WHAT TO WORK ON. Write every line out verbatim and omit the pictures.

--- START ---

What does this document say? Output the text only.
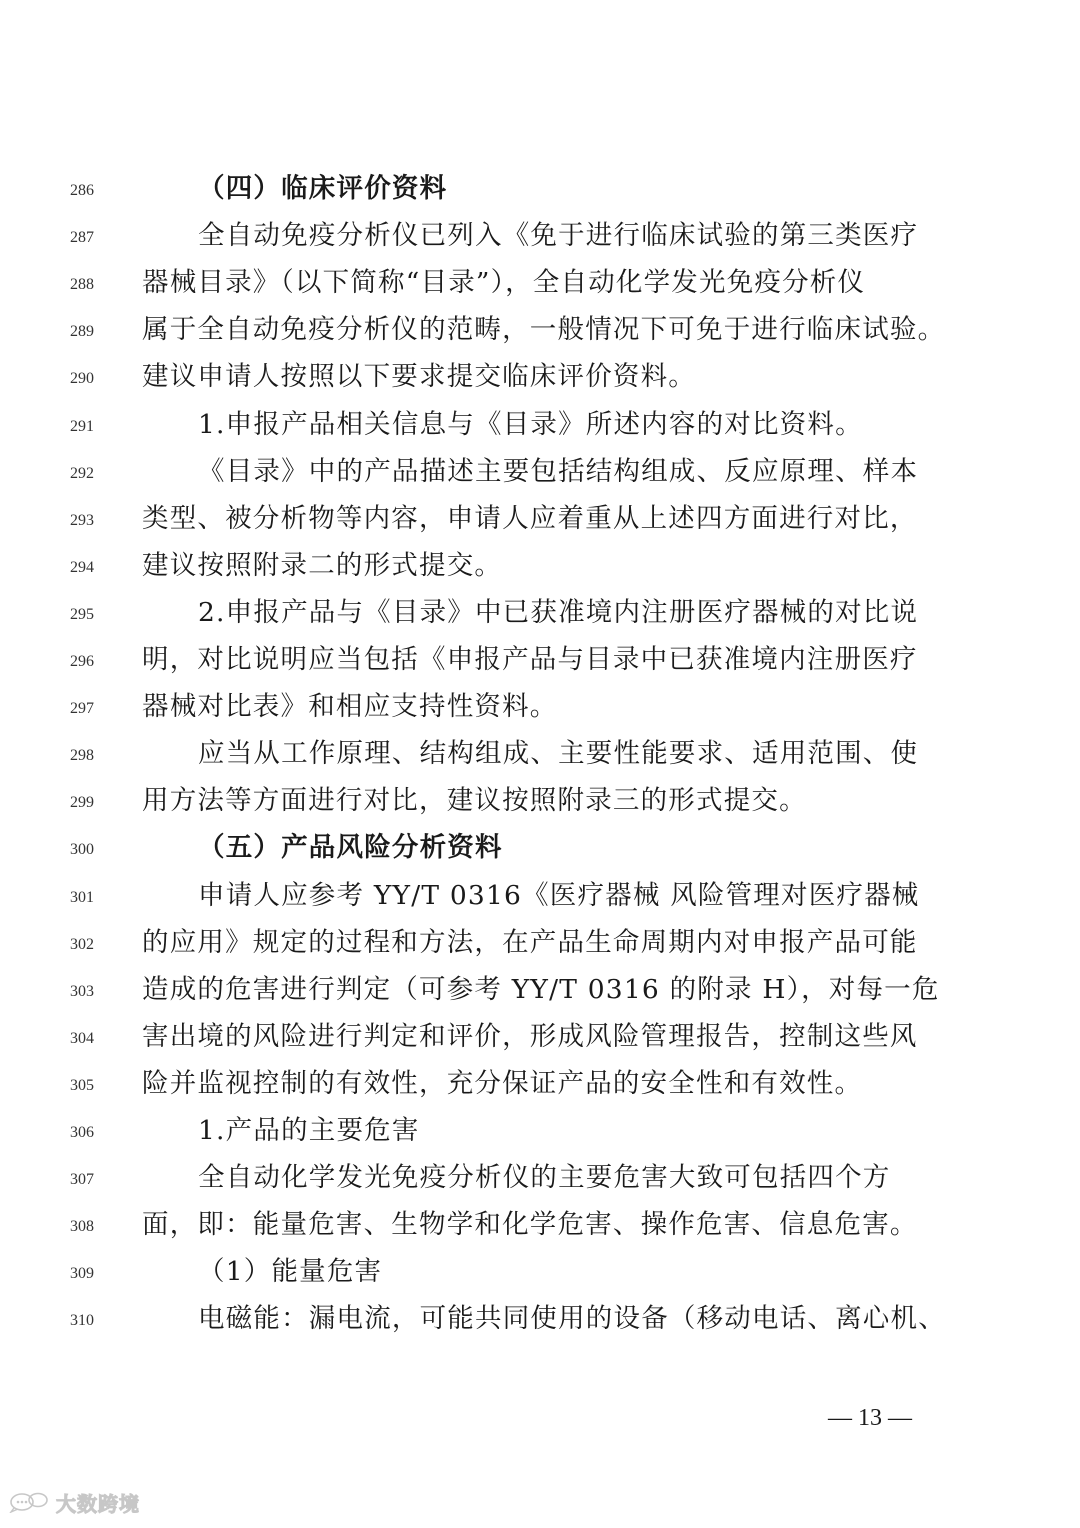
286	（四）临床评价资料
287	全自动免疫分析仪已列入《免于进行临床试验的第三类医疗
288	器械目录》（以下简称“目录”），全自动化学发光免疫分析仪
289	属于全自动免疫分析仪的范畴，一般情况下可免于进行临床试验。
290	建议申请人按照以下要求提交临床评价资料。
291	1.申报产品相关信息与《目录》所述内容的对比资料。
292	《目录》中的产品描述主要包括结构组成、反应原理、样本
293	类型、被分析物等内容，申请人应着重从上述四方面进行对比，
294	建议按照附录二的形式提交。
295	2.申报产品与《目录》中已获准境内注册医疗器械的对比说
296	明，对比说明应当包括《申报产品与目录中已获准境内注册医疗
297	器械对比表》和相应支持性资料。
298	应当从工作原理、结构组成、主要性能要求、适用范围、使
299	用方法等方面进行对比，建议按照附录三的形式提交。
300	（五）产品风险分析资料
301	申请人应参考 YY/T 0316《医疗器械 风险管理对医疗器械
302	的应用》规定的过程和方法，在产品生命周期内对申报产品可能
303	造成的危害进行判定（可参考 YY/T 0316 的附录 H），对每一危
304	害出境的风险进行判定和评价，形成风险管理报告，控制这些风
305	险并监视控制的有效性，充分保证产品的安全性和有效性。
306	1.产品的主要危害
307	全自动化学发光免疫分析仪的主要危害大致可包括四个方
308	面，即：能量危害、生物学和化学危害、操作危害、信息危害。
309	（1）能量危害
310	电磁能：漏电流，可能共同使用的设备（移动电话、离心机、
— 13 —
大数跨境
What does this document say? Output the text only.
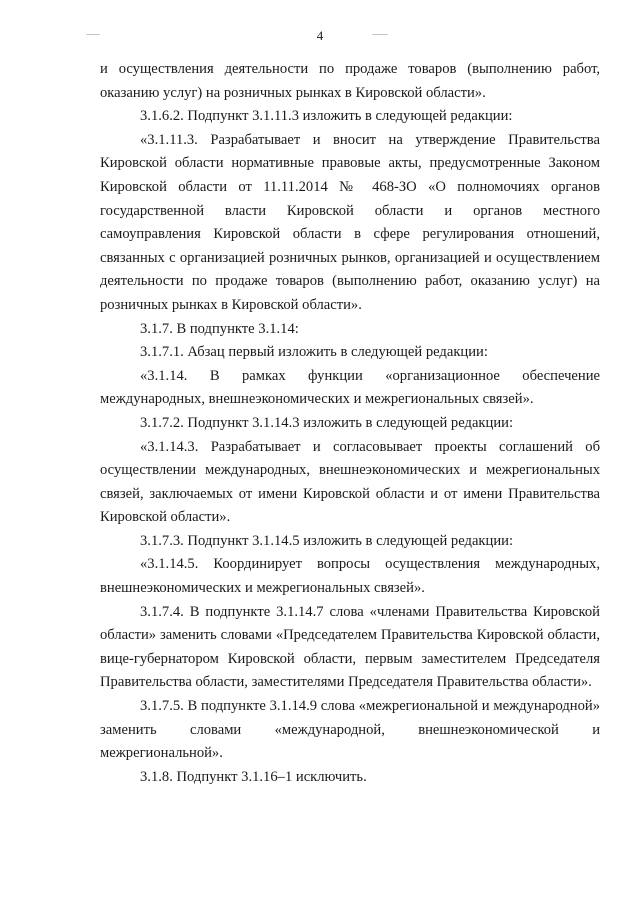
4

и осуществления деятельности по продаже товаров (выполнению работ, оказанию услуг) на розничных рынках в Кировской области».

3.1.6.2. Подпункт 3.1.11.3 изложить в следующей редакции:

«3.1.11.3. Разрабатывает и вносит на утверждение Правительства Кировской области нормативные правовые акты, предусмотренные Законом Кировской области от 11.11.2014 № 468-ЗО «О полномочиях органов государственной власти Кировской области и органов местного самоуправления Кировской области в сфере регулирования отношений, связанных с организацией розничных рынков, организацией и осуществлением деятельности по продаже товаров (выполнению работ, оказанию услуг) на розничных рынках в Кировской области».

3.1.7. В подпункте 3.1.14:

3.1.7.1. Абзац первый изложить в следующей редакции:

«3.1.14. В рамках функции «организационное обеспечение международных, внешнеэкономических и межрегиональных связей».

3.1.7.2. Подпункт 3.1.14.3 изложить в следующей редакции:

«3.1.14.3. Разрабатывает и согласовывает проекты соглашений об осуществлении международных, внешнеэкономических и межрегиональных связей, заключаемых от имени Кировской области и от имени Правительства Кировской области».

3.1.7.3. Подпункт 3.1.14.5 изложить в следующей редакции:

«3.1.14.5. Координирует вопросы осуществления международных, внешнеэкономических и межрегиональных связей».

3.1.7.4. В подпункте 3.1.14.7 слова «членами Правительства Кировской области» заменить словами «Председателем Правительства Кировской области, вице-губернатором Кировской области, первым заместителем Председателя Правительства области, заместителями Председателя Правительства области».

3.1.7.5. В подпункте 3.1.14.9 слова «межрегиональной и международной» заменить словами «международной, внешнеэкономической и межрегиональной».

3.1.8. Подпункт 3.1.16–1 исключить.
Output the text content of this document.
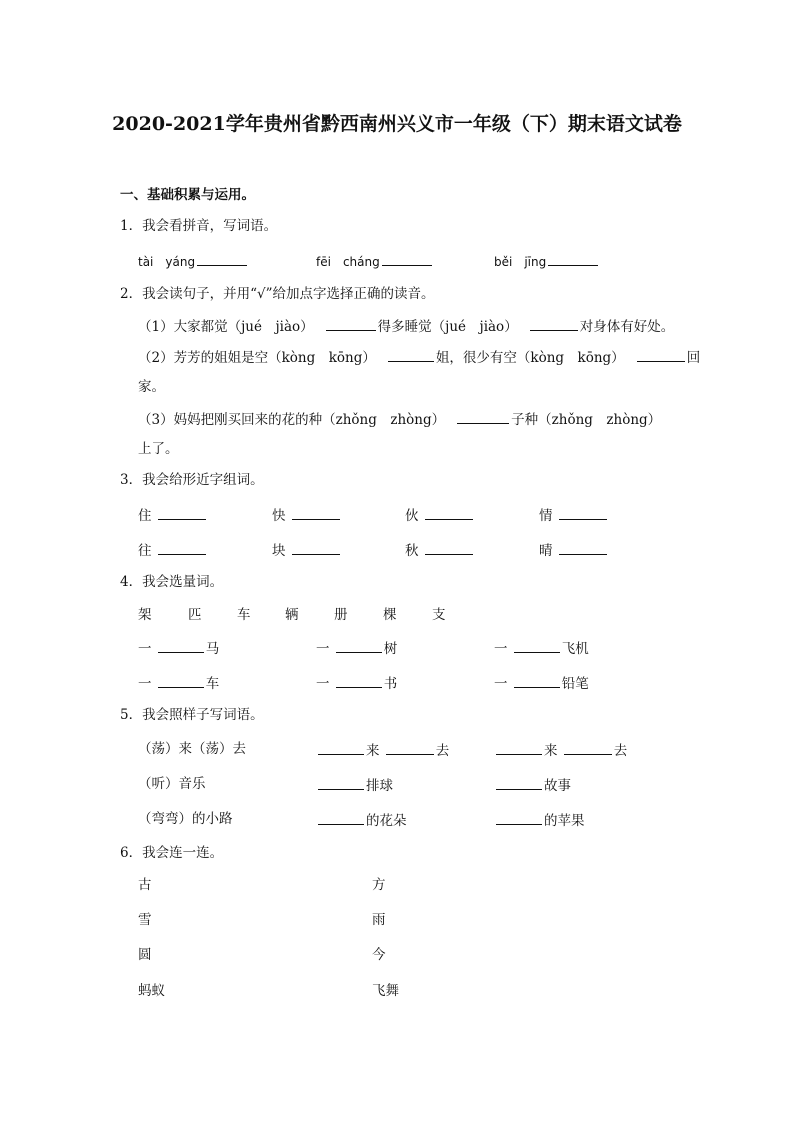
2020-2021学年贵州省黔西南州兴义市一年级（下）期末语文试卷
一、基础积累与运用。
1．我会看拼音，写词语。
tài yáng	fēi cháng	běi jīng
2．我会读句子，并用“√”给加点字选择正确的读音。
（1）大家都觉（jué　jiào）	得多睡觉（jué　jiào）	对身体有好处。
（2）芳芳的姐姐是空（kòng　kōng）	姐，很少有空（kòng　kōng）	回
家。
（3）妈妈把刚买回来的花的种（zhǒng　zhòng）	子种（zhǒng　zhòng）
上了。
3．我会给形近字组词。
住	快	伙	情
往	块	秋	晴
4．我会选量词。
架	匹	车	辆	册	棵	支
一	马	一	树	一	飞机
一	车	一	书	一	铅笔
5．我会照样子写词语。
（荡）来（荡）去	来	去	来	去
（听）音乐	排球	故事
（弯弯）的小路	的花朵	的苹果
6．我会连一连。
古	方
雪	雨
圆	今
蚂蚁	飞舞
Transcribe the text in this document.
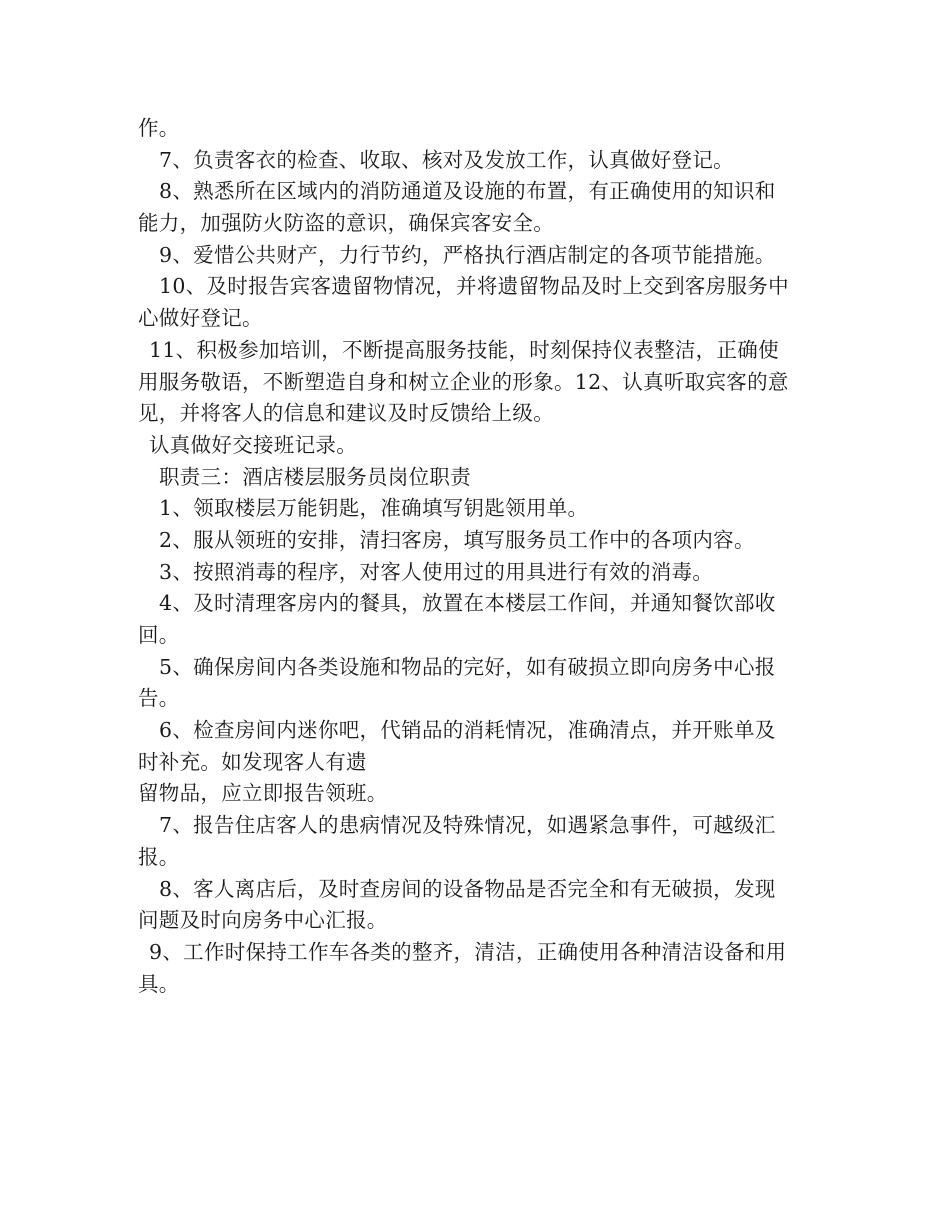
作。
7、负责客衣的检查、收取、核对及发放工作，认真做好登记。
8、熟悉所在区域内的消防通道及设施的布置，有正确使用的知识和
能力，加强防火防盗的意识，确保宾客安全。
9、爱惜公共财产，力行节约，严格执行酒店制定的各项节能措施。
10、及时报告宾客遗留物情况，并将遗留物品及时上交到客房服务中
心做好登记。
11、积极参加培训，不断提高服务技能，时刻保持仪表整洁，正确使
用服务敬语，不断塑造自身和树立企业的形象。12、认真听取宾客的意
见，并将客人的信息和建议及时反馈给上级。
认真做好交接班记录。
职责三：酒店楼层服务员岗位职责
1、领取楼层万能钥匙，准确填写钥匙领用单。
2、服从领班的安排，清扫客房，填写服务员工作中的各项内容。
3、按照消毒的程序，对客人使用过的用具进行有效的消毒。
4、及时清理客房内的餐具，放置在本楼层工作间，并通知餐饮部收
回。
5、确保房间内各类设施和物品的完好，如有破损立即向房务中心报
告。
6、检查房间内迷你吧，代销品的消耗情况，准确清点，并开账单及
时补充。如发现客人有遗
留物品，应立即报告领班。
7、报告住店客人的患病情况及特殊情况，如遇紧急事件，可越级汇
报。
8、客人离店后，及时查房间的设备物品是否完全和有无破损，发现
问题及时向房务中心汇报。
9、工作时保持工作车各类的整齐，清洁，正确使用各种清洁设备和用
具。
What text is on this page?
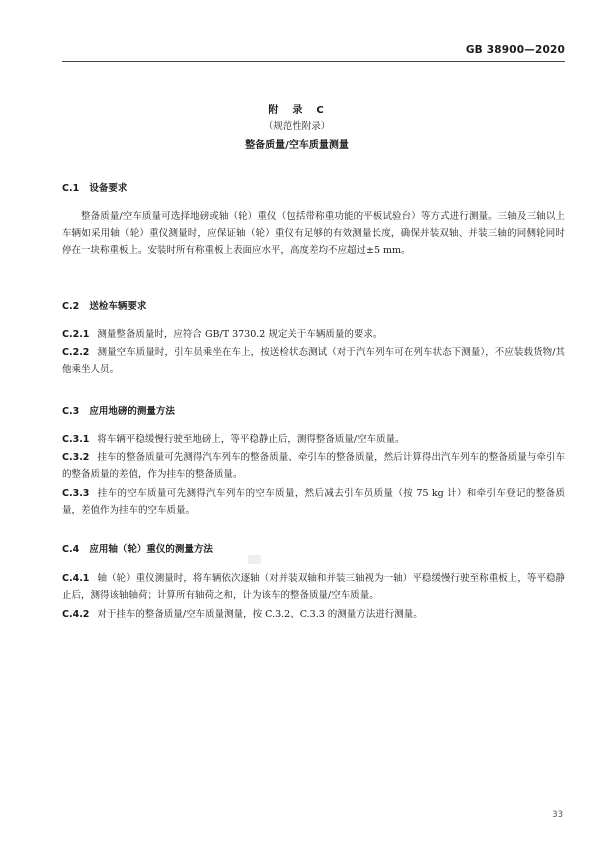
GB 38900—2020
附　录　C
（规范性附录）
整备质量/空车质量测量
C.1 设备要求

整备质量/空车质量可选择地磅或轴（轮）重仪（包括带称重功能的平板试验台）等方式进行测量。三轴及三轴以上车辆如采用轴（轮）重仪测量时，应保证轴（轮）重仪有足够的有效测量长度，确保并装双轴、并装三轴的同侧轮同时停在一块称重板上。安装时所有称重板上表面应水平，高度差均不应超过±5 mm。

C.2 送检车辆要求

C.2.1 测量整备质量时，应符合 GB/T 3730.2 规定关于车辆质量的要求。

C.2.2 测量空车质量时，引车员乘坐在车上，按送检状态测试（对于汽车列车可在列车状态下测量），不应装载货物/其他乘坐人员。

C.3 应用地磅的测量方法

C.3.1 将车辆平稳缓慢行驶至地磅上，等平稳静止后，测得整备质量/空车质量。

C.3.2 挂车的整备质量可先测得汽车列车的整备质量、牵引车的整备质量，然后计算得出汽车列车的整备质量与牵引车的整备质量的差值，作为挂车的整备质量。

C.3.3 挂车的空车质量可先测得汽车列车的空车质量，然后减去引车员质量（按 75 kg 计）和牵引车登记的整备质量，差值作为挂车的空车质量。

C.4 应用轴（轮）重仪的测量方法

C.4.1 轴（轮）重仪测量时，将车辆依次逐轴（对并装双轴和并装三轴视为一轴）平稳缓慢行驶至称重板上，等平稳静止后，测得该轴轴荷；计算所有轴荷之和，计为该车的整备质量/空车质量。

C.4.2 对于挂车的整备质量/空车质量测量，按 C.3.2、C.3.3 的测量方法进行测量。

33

--- END ---

RESPONSE BELOW.
What does this document say? Output the text only.
286	（四）临床评价资料
287	全自动免疫分析仪已列入《免于进行临床试验的第三类医疗
288	器械目录》（以下简称“目录”），全自动化学发光免疫分析仪
289	属于全自动免疫分析仪的范畴，一般情况下可免于进行临床试验。
290	建议申请人按照以下要求提交临床评价资料。
291	1.申报产品相关信息与《目录》所述内容的对比资料。
292	《目录》中的产品描述主要包括结构组成、反应原理、样本
293	类型、被分析物等内容，申请人应着重从上述四方面进行对比，
294	建议按照附录二的形式提交。
295	2.申报产品与《目录》中已获准境内注册医疗器械的对比说
296	明，对比说明应当包括《申报产品与目录中已获准境内注册医疗
297	器械对比表》和相应支持性资料。
298	应当从工作原理、结构组成、主要性能要求、适用范围、使
299	用方法等方面进行对比，建议按照附录三的形式提交。
300	（五）产品风险分析资料
301	申请人应参考 YY/T 0316《医疗器械 风险管理对医疗器械
302	的应用》规定的过程和方法，在产品生命周期内对申报产品可能
303	造成的危害进行判定（可参考 YY/T 0316 的附录 H），对每一危
304	害出境的风险进行判定和评价，形成风险管理报告，控制这些风
305	险并监视控制的有效性，充分保证产品的安全性和有效性。
306	1.产品的主要危害
307	全自动化学发光免疫分析仪的主要危害大致可包括四个方
308	面，即：能量危害、生物学和化学危害、操作危害、信息危害。
309	（1）能量危害
310	电磁能：漏电流，可能共同使用的设备（移动电话、离心机、
— 13 —
大数跨境
What does this document say? Output the text only.
4

и осуществления деятельности по продаже товаров (выполнению работ, оказанию услуг) на розничных рынках в Кировской области».

3.1.6.2. Подпункт 3.1.11.3 изложить в следующей редакции:

«3.1.11.3. Разрабатывает и вносит на утверждение Правительства Кировской области нормативные правовые акты, предусмотренные Законом Кировской области от 11.11.2014 № 468-ЗО «О полномочиях органов государственной власти Кировской области и органов местного самоуправления Кировской области в сфере регулирования отношений, связанных с организацией розничных рынков, организацией и осуществлением деятельности по продаже товаров (выполнению работ, оказанию услуг) на розничных рынках в Кировской области».

3.1.7. В подпункте 3.1.14:

3.1.7.1. Абзац первый изложить в следующей редакции:

«3.1.14. В рамках функции «организационное обеспечение международных, внешнеэкономических и межрегиональных связей».

3.1.7.2. Подпункт 3.1.14.3 изложить в следующей редакции:

«3.1.14.3. Разрабатывает и согласовывает проекты соглашений об осуществлении международных, внешнеэкономических и межрегиональных связей, заключаемых от имени Кировской области и от имени Правительства Кировской области».

3.1.7.3. Подпункт 3.1.14.5 изложить в следующей редакции:

«3.1.14.5. Координирует вопросы осуществления международных, внешнеэкономических и межрегиональных связей».

3.1.7.4. В подпункте 3.1.14.7 слова «членами Правительства Кировской области» заменить словами «Председателем Правительства Кировской области, вице-губернатором Кировской области, первым заместителем Председателя Правительства области, заместителями Председателя Правительства области».

3.1.7.5. В подпункте 3.1.14.9 слова «межрегиональной и международной» заменить словами «международной, внешнеэкономической и межрегиональной».

3.1.8. Подпункт 3.1.16–1 исключить.
Output the text content of this document.
2020-2021学年贵州省黔西南州兴义市一年级（下）期末语文试卷
一、基础积累与运用。
1．我会看拼音，写词语。
tài yáng	fēi cháng	běi jīng
2．我会读句子，并用“√”给加点字选择正确的读音。
（1）大家都觉（jué　jiào）	得多睡觉（jué　jiào）	对身体有好处。
（2）芳芳的姐姐是空（kòng　kōng）	姐，很少有空（kòng　kōng）	回
家。
（3）妈妈把刚买回来的花的种（zhǒng　zhòng）	子种（zhǒng　zhòng）
上了。
3．我会给形近字组词。
住	快	伙	情
往	块	秋	晴
4．我会选量词。
架	匹	车	辆	册	棵	支
一	马	一	树	一	飞机
一	车	一	书	一	铅笔
5．我会照样子写词语。
（荡）来（荡）去	来	去	来	去
（听）音乐	排球	故事
（弯弯）的小路	的花朵	的苹果
6．我会连一连。
古	方
雪	雨
圆	今
蚂蚁	飞舞
Transcribe the text in this document.
作。
7、负责客衣的检查、收取、核对及发放工作，认真做好登记。
8、熟悉所在区域内的消防通道及设施的布置，有正确使用的知识和
能力，加强防火防盗的意识，确保宾客安全。
9、爱惜公共财产，力行节约，严格执行酒店制定的各项节能措施。
10、及时报告宾客遗留物情况，并将遗留物品及时上交到客房服务中
心做好登记。
11、积极参加培训，不断提高服务技能，时刻保持仪表整洁，正确使
用服务敬语，不断塑造自身和树立企业的形象。12、认真听取宾客的意
见，并将客人的信息和建议及时反馈给上级。
认真做好交接班记录。
职责三：酒店楼层服务员岗位职责
1、领取楼层万能钥匙，准确填写钥匙领用单。
2、服从领班的安排，清扫客房，填写服务员工作中的各项内容。
3、按照消毒的程序，对客人使用过的用具进行有效的消毒。
4、及时清理客房内的餐具，放置在本楼层工作间，并通知餐饮部收
回。
5、确保房间内各类设施和物品的完好，如有破损立即向房务中心报
告。
6、检查房间内迷你吧，代销品的消耗情况，准确清点，并开账单及
时补充。如发现客人有遗
留物品，应立即报告领班。
7、报告住店客人的患病情况及特殊情况，如遇紧急事件，可越级汇
报。
8、客人离店后，及时查房间的设备物品是否完全和有无破损，发现
问题及时向房务中心汇报。
9、工作时保持工作车各类的整齐，清洁，正确使用各种清洁设备和用
具。
What text is on this page?
GB 38900—2020
附　录　C
（规范性附录）
整备质量/空车质量测量
C.1 设备要求

整备质量/空车质量可选择地磅或轴（轮）重仪（包括带称重功能的平板试验台）等方式进行测量。三轴及三轴以上车辆如采用轴（轮）重仪测量时，应保证轴（轮）重仪有足够的有效测量长度，确保并装双轴、并装三轴的同侧轮同时停在一块称重板上。安装时所有称重板上表面应水平，高度差均不应超过±5 mm。

C.2 送检车辆要求

C.2.1 测量整备质量时，应符合 GB/T 3730.2 规定关于车辆质量的要求。

C.2.2 测量空车质量时，引车员乘坐在车上，按送检状态测试（对于汽车列车可在列车状态下测量），不应装载货物/其他乘坐人员。

C.3 应用地磅的测量方法

C.3.1 将车辆平稳缓慢行驶至地磅上，等平稳静止后，测得整备质量/空车质量。

C.3.2 挂车的整备质量可先测得汽车列车的整备质量、牵引车的整备质量，然后计算得出汽车列车的整备质量与牵引车的整备质量的差值，作为挂车的整备质量。

C.3.3 挂车的空车质量可先测得汽车列车的空车质量，然后减去引车员质量（按 75 kg 计）和牵引车登记的整备质量，差值作为挂车的空车质量。

C.4 应用轴（轮）重仪的测量方法

C.4.1 轴（轮）重仪测量时，将车辆依次逐轴（对并装双轴和并装三轴视为一轴）平稳缓慢行驶至称重板上，等平稳静止后，测得该轴轴荷；计算所有轴荷之和，计为该车的整备质量/空车质量。

C.4.2 对于挂车的整备质量/空车质量测量，按 C.3.2、C.3.3 的测量方法进行测量。

33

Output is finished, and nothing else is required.